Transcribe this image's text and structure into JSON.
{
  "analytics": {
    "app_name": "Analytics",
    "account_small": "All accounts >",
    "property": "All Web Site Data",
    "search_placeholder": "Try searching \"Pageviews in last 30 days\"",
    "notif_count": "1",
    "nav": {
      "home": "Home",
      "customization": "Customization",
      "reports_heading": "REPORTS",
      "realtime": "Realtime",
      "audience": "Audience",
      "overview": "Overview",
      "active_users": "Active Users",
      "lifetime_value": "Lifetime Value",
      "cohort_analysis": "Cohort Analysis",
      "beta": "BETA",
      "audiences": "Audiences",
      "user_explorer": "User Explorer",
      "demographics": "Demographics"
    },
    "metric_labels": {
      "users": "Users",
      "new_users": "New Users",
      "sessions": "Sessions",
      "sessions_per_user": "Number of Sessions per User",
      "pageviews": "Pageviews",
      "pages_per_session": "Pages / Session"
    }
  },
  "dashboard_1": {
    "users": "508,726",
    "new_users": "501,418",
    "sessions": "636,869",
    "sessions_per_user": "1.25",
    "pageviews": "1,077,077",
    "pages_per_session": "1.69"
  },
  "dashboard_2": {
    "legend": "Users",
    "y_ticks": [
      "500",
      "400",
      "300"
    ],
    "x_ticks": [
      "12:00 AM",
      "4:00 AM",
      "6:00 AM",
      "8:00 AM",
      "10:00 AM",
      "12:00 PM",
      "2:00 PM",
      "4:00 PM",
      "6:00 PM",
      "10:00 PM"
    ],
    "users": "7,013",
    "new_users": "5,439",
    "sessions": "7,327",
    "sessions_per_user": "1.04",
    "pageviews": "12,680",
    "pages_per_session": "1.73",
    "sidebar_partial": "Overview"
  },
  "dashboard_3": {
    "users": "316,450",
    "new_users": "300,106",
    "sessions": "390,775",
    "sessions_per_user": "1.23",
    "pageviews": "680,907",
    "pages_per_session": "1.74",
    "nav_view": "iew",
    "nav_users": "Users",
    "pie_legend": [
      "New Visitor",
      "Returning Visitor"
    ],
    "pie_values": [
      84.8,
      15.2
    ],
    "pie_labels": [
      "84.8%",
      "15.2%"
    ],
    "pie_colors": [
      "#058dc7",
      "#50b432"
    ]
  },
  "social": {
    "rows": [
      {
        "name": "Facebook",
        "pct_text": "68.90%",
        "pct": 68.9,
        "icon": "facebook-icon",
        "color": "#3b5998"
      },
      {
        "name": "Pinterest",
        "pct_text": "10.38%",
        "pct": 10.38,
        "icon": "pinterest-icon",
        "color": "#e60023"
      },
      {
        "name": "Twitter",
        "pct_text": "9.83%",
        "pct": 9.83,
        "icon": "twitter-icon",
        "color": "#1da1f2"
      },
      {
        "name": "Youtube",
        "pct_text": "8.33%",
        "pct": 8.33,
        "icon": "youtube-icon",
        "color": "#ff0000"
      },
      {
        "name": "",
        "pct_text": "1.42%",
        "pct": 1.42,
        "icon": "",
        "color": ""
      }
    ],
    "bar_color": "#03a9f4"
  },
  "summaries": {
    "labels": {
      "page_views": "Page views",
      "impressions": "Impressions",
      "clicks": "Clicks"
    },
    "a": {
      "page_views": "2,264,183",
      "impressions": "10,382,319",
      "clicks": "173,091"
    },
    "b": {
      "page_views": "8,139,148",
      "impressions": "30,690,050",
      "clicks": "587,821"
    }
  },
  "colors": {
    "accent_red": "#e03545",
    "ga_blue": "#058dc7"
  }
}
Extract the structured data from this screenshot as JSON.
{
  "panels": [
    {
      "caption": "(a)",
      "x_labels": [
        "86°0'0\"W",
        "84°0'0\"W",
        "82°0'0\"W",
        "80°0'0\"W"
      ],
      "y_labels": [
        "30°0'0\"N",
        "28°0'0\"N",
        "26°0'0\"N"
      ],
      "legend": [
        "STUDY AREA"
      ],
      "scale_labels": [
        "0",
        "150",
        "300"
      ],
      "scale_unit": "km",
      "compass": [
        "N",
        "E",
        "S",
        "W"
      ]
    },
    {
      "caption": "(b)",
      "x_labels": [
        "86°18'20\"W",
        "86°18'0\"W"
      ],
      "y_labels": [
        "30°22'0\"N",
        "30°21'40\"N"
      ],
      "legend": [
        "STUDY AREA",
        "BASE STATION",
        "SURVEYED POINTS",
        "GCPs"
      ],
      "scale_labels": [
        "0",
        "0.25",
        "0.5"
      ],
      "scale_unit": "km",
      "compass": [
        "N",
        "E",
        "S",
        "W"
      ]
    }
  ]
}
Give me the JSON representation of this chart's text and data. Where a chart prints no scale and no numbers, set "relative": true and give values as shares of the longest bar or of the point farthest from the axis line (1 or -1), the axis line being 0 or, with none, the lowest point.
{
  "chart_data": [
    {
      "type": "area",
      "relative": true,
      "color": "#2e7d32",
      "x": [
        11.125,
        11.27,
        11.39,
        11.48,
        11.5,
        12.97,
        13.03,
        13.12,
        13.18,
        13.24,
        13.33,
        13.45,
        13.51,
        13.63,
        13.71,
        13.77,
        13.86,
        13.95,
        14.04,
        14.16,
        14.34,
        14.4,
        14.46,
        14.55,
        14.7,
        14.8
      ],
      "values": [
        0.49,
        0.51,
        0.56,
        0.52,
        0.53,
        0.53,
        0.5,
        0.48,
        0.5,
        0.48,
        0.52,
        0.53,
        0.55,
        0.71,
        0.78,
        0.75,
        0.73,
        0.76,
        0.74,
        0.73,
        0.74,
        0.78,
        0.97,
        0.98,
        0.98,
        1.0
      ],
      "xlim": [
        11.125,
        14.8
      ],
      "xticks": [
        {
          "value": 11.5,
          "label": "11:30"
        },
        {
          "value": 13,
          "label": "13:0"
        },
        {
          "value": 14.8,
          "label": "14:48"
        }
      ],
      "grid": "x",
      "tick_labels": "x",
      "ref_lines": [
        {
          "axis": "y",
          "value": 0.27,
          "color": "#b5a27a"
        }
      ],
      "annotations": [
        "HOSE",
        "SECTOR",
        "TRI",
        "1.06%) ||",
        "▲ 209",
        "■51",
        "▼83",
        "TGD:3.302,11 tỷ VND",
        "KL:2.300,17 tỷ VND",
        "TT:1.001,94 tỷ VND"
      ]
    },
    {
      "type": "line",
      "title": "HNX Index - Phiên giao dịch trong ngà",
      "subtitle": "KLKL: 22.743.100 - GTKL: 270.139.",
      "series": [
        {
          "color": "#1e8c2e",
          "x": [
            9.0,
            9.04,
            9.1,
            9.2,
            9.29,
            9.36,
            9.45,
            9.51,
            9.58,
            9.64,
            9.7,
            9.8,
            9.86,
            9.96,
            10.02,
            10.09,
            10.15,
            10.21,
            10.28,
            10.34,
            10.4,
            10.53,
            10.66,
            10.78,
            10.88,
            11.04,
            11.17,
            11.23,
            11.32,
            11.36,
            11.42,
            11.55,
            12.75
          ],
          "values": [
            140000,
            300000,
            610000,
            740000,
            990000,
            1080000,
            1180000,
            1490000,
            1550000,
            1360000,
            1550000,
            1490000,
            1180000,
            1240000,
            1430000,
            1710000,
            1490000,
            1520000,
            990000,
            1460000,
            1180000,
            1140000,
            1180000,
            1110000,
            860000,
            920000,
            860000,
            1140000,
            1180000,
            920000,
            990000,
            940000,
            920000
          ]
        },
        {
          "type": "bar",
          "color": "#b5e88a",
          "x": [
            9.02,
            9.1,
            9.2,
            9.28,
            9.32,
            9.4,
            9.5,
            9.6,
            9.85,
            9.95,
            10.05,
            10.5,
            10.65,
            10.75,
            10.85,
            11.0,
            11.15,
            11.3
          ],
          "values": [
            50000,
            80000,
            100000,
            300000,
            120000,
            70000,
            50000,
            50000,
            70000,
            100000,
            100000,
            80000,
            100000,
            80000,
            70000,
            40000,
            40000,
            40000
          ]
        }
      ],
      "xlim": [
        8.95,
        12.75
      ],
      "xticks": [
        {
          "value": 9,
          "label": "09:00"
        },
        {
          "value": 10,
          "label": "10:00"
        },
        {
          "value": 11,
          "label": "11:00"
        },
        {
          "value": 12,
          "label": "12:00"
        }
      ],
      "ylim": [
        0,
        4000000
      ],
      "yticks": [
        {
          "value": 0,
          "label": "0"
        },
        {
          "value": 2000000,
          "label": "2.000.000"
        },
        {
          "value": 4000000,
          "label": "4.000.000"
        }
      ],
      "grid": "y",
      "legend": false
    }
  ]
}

DIRECTIVE: Pull out all lines in the data above that include "JSON".

ANSWER TO THIS EXERCISE:
Transcribe this image's text and structure into JSON.
Extract the structured data from this screenshot as JSON.
Give me the JSON representation of this chart's text and data. Where a chart prints no scale and no numbers, set "relative": true and give values as shares of the longest bar or of the point farthest from the axis line (1 or -1), the axis line being 0 or, with none, the lowest point.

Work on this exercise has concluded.